* [Work to do]
Answer with a number only: how many lines of the data contain "arcmin"?

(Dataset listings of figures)
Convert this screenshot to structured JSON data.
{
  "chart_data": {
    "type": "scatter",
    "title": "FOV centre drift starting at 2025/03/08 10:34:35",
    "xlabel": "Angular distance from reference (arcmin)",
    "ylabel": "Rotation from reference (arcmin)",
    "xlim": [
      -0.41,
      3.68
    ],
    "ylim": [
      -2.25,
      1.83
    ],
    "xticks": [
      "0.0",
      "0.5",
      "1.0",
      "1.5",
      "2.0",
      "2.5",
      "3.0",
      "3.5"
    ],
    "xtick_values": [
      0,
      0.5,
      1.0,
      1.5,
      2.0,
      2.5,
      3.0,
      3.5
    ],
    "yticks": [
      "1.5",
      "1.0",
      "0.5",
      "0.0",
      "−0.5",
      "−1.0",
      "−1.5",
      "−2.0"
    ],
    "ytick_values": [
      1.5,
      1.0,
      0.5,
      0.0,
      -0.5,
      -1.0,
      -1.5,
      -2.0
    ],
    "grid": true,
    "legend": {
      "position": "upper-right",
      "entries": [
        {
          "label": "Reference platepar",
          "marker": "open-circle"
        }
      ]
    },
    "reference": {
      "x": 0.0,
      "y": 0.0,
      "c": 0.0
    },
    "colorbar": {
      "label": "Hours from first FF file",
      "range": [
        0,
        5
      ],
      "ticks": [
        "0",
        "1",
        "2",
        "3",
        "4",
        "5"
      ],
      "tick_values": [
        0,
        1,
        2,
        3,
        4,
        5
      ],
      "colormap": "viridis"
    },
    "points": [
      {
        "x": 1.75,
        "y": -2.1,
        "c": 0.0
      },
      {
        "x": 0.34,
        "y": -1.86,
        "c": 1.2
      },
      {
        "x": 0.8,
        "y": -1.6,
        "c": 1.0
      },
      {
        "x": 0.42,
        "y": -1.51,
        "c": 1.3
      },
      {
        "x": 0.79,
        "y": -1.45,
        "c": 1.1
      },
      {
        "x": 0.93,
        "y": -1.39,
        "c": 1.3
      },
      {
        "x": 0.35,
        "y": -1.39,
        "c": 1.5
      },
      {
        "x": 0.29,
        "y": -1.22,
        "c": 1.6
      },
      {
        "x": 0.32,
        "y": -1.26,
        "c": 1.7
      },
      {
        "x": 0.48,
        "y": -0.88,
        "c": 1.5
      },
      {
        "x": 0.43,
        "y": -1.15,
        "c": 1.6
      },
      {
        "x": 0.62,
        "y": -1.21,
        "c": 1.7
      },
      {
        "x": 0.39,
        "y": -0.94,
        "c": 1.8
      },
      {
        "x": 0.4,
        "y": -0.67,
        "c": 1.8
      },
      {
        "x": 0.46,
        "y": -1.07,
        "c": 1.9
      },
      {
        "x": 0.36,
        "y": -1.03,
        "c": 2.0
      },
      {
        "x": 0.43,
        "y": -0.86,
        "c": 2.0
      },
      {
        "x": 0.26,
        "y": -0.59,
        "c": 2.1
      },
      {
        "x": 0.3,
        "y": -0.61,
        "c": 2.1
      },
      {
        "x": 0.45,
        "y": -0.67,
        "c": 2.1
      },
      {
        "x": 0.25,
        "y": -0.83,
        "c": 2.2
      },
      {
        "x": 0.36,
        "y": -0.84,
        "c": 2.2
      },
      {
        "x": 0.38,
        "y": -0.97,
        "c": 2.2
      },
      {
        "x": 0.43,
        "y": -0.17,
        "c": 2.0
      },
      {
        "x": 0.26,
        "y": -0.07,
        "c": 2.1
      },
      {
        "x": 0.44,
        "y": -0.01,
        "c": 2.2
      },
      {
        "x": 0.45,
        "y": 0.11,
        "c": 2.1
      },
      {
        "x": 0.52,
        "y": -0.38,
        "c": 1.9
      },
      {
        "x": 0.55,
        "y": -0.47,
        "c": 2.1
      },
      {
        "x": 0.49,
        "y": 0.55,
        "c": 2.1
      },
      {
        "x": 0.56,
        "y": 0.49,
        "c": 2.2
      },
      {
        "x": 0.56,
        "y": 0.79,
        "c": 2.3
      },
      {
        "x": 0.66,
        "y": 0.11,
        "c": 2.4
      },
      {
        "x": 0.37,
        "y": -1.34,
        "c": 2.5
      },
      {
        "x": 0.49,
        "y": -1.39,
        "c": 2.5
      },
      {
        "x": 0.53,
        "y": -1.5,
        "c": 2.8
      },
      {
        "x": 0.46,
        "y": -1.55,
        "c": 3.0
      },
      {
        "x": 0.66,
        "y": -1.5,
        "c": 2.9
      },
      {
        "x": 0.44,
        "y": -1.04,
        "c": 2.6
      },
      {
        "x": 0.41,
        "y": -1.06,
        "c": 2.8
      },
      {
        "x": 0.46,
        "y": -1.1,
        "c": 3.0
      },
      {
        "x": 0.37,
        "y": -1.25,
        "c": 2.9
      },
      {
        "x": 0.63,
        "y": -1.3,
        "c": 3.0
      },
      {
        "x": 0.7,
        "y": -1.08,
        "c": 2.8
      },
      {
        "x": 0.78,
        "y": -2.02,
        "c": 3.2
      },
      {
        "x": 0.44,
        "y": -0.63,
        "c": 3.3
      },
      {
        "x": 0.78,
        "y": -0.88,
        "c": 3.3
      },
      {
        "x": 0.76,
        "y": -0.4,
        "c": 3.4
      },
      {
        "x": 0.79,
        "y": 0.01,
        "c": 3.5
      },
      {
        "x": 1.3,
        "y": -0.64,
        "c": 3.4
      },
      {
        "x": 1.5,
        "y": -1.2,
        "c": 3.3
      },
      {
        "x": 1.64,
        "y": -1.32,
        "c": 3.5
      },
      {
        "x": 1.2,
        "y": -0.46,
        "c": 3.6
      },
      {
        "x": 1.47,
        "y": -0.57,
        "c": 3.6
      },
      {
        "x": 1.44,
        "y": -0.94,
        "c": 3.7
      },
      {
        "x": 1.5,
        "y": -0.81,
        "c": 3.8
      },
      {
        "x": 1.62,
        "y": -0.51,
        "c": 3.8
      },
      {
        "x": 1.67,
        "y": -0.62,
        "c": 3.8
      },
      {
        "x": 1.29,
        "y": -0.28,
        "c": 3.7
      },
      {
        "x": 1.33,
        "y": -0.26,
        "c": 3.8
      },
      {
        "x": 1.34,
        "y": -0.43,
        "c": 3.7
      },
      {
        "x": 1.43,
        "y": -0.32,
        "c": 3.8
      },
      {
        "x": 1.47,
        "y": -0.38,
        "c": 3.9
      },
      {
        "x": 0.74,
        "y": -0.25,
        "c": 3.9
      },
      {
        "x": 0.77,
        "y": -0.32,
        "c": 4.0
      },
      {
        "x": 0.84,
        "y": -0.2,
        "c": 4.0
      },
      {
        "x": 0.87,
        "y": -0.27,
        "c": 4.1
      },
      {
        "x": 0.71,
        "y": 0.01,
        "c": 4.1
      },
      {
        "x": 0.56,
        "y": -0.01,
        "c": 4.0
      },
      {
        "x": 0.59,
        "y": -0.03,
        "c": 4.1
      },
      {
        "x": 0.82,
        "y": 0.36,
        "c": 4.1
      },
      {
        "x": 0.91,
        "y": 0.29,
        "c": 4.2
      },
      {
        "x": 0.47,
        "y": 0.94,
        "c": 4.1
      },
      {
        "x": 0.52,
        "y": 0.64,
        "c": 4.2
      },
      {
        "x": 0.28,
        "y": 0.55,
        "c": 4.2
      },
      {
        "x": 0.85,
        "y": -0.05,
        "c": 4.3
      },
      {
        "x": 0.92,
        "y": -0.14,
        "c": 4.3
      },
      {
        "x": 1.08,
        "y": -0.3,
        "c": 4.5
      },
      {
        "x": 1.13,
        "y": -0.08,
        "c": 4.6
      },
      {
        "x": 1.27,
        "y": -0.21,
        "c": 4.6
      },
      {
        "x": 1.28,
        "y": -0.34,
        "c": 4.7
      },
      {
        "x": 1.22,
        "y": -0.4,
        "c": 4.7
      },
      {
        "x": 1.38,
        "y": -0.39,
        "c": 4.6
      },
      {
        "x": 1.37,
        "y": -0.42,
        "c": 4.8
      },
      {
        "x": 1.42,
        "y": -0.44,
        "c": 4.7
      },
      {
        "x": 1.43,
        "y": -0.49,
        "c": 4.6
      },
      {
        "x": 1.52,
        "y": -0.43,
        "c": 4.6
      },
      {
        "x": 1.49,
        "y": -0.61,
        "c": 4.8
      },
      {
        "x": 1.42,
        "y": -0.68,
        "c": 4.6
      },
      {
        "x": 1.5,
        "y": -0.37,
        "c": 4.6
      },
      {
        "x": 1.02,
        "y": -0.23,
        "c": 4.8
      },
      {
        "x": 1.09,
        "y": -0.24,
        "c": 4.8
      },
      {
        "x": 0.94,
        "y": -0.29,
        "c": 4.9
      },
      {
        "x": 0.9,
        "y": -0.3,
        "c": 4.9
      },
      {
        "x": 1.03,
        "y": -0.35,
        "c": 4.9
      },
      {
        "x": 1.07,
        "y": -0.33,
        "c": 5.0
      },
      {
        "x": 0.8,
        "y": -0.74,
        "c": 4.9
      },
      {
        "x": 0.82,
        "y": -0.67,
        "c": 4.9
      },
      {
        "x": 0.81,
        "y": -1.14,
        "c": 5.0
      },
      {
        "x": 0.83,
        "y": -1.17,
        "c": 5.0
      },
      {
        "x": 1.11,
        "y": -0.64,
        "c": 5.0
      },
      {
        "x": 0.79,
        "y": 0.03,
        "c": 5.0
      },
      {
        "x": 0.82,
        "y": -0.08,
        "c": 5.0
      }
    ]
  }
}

* [Response]
2